> [Your instructions]
Reproduce every entry in the listing without alteration.

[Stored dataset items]
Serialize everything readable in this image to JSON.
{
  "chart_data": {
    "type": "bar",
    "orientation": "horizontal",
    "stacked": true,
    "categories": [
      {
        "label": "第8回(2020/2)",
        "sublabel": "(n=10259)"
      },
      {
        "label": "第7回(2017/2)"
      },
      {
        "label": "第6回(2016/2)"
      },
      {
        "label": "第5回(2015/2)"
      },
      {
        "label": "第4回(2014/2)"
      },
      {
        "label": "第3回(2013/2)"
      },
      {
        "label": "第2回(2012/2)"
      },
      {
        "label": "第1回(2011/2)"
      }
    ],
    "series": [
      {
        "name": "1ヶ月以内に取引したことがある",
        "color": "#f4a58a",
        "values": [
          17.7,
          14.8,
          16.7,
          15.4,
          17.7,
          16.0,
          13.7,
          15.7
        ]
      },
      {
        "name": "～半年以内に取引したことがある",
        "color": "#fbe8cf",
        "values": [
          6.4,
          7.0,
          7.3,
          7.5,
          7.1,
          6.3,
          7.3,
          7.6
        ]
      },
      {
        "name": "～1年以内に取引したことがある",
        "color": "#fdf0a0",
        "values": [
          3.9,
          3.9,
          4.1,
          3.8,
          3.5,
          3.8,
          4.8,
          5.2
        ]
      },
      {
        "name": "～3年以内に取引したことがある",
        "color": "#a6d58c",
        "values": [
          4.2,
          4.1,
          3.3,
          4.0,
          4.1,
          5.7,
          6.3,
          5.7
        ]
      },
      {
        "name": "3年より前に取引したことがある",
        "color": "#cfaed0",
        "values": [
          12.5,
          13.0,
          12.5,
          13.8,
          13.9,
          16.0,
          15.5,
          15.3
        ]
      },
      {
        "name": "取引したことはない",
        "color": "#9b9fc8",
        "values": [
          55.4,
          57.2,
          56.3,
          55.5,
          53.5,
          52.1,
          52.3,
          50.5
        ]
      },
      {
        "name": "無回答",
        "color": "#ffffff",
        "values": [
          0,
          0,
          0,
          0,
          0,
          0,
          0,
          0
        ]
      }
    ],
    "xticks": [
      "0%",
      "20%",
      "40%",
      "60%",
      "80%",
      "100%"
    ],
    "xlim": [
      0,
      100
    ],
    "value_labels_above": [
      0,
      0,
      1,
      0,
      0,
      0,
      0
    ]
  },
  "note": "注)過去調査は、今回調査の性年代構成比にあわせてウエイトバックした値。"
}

> [Answer in full]
Serialize everything readable in this image to JSON.
{
  "chart_data": {
    "type": "bar",
    "orientation": "horizontal",
    "stacked": true,
    "categories": [
      {
        "label": "第8回(2020/2)",
        "sublabel": "(n=10259)"
      },
      {
        "label": "第7回(2017/2)"
      },
      {
        "label": "第6回(2016/2)"
      },
      {
        "label": "第5回(2015/2)"
      },
      {
        "label": "第4回(2014/2)"
      },
      {
        "label": "第3回(2013/2)"
      },
      {
        "label": "第2回(2012/2)"
      },
      {
        "label": "第1回(2011/2)"
      }
    ],
    "series": [
      {
        "name": "1ヶ月以内に取引したことがある",
        "color": "#f4a58a",
        "values": [
          17.7,
          14.8,
          16.7,
          15.4,
          17.7,
          16.0,
          13.7,
          15.7
        ]
      },
      {
        "name": "～半年以内に取引したことがある",
        "color": "#fbe8cf",
        "values": [
          6.4,
          7.0,
          7.3,
          7.5,
          7.1,
          6.3,
          7.3,
          7.6
        ]
      },
      {
        "name": "～1年以内に取引したことがある",
        "color": "#fdf0a0",
        "values": [
          3.9,
          3.9,
          4.1,
          3.8,
          3.5,
          3.8,
          4.8,
          5.2
        ]
      },
      {
        "name": "～3年以内に取引したことがある",
        "color": "#a6d58c",
        "values": [
          4.2,
          4.1,
          3.3,
          4.0,
          4.1,
          5.7,
          6.3,
          5.7
        ]
      },
      {
        "name": "3年より前に取引したことがある",
        "color": "#cfaed0",
        "values": [
          12.5,
          13.0,
          12.5,
          13.8,
          13.9,
          16.0,
          15.5,
          15.3
        ]
      },
      {
        "name": "取引したことはない",
        "color": "#9b9fc8",
        "values": [
          55.4,
          57.2,
          56.3,
          55.5,
          53.5,
          52.1,
          52.3,
          50.5
        ]
      },
      {
        "name": "無回答",
        "color": "#ffffff",
        "values": [
          0,
          0,
          0,
          0,
          0,
          0,
          0,
          0
        ]
      }
    ],
    "xticks": [
      "0%",
      "20%",
      "40%",
      "60%",
      "80%",
      "100%"
    ],
    "xlim": [
      0,
      100
    ],
    "value_labels_above": [
      0,
      0,
      1,
      0,
      0,
      0,
      0
    ]
  },
  "note": "注)過去調査は、今回調査の性年代構成比にあわせてウエイトバックした値。"
}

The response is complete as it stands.